Task prompt ▸ Return the records that follow unaltered. Omit every picture.

Stored records ▸
....

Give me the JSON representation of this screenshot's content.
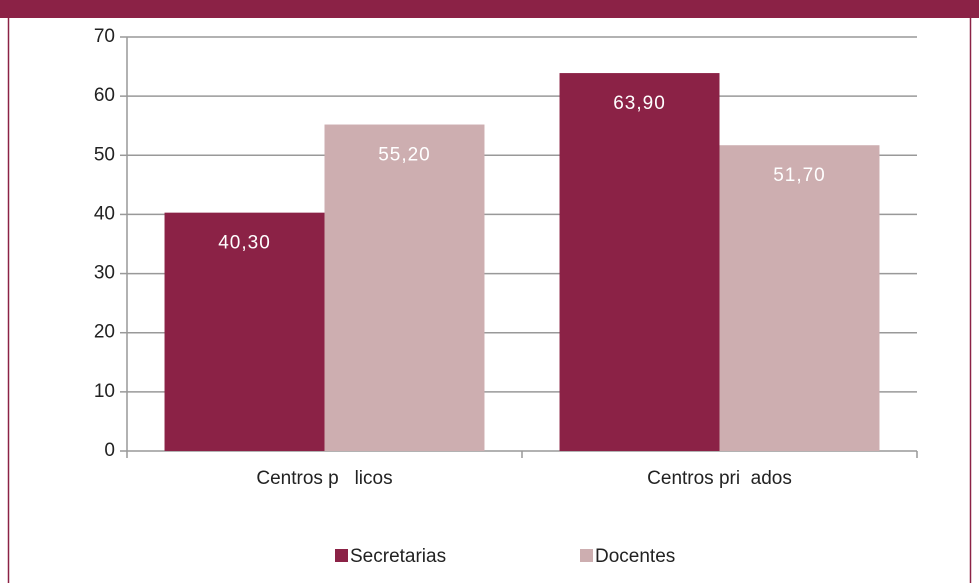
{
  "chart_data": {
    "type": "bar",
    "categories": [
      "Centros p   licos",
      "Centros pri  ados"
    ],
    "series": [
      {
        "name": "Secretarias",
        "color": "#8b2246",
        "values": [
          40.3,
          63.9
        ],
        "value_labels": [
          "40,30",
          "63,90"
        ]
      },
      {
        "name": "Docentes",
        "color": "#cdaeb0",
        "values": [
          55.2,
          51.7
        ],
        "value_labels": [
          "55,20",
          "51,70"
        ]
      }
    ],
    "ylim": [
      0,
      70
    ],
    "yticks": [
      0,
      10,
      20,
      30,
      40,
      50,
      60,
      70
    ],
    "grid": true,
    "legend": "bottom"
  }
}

....

Expected answer ▸
Give me the JSON representation of this screenshot's content.
{
  "chart_data": {
    "type": "bar",
    "categories": [
      "Centros p   licos",
      "Centros pri  ados"
    ],
    "series": [
      {
        "name": "Secretarias",
        "color": "#8b2246",
        "values": [
          40.3,
          63.9
        ],
        "value_labels": [
          "40,30",
          "63,90"
        ]
      },
      {
        "name": "Docentes",
        "color": "#cdaeb0",
        "values": [
          55.2,
          51.7
        ],
        "value_labels": [
          "55,20",
          "51,70"
        ]
      }
    ],
    "ylim": [
      0,
      70
    ],
    "yticks": [
      0,
      10,
      20,
      30,
      40,
      50,
      60,
      70
    ],
    "grid": true,
    "legend": "bottom"
  }
}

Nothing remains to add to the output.